** Begin Document text **

More precisely, we consider three coordinate frames in our algorithm. The first one is the world coordinate frame W, in which the output positions are estimated. W is set to be the global coordinate frame from the Android API at the first sample. The second one is the IMU/device coordinate frame I (marked with blue arrows in the right figure) in which IMU readings are provided by the Android APIs. Lastly, we leverage the gravity direction from the system to define our stabilized-IMU frame S, where the device pitch and roll are eliminated from I by aligning its y-axis with the gravity vector (see the green arrows in the right figure). This coordinate frame makes our regression task easier, since the regression becomes independent of the device pitching and rolling.

** End Document text **
** Begin Raw records **

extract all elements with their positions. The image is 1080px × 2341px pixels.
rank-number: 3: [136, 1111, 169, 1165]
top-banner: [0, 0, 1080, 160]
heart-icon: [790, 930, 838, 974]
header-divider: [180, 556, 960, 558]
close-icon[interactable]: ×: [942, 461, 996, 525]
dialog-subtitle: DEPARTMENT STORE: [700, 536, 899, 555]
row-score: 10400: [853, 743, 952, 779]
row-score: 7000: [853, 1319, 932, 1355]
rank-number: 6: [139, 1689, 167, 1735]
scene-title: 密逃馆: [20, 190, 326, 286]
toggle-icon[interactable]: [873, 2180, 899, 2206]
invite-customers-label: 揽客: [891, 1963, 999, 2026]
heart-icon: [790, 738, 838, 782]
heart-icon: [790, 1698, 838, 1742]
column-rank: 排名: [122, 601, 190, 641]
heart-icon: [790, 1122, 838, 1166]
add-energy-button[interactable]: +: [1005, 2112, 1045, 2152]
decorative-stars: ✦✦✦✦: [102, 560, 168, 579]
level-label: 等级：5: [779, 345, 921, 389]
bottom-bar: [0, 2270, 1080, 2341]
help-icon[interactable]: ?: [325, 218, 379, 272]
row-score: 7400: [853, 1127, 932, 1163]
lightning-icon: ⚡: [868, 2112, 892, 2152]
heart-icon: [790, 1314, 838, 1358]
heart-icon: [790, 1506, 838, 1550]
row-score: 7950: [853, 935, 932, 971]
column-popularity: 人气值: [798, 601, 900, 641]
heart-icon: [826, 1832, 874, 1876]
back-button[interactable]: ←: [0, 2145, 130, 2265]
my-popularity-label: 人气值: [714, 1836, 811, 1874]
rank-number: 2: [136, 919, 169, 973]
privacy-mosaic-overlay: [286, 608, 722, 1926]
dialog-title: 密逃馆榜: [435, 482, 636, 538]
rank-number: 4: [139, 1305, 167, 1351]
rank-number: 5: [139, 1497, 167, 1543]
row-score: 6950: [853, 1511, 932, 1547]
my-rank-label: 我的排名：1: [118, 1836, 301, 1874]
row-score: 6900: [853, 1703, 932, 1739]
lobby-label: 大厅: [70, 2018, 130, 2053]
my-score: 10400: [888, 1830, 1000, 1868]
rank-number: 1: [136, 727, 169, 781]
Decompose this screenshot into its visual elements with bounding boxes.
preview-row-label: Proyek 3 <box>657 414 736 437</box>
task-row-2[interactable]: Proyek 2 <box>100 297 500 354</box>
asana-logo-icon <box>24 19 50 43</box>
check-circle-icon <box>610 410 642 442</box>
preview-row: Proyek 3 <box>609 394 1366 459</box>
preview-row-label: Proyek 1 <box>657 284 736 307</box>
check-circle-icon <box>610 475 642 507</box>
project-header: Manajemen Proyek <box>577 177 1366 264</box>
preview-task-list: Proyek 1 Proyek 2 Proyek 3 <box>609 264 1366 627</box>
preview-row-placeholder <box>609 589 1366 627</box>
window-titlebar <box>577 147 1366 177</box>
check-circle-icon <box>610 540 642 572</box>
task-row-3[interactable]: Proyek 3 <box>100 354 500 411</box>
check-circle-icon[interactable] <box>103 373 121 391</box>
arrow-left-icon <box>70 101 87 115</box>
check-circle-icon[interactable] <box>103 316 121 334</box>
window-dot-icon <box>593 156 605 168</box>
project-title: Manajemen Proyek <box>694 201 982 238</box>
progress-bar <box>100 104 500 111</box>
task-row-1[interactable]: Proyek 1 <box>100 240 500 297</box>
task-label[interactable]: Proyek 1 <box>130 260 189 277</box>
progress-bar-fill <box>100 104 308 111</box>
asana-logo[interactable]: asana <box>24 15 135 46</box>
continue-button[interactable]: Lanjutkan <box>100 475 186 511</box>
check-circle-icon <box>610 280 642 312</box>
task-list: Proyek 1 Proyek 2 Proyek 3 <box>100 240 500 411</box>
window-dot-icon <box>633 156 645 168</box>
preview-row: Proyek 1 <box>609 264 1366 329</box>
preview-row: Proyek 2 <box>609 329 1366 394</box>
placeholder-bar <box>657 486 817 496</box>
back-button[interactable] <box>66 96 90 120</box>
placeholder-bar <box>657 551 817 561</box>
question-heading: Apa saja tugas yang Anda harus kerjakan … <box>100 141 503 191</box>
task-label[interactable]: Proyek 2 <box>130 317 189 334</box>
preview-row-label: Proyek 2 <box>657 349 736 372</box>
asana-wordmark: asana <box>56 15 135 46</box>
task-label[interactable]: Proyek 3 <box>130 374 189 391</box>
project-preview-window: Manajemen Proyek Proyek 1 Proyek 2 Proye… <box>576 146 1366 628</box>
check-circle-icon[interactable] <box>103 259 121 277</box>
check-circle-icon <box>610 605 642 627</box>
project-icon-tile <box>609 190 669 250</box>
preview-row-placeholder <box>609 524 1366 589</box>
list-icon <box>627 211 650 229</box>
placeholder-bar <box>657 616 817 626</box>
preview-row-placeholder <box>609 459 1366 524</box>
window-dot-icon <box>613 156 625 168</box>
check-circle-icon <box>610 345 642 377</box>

** End Raw records **

Stated task:
Quote the passage on the three coordinate frames word for word, from its first sentence to its last.

Reply to the exercise:
More precisely, we consider three coordinate frames in our algorithm. The first one is the world coordinate frame W, in which the output positions are estimated. W is set to be the global coordinate frame from the Android API at the first sample. The second one is the IMU/device coordinate frame I (marked with blue arrows in the right figure) in which IMU readings are provided by the Android APIs. Lastly, we leverage the gravity direction from the system to define our stabilized-IMU frame S, where the device pitch and roll are eliminated from I by aligning its y-axis with the gravity vector (see the green arrows in the right figure). This coordinate frame makes our regression task easier, since the regression becomes independent of the device pitching and rolling.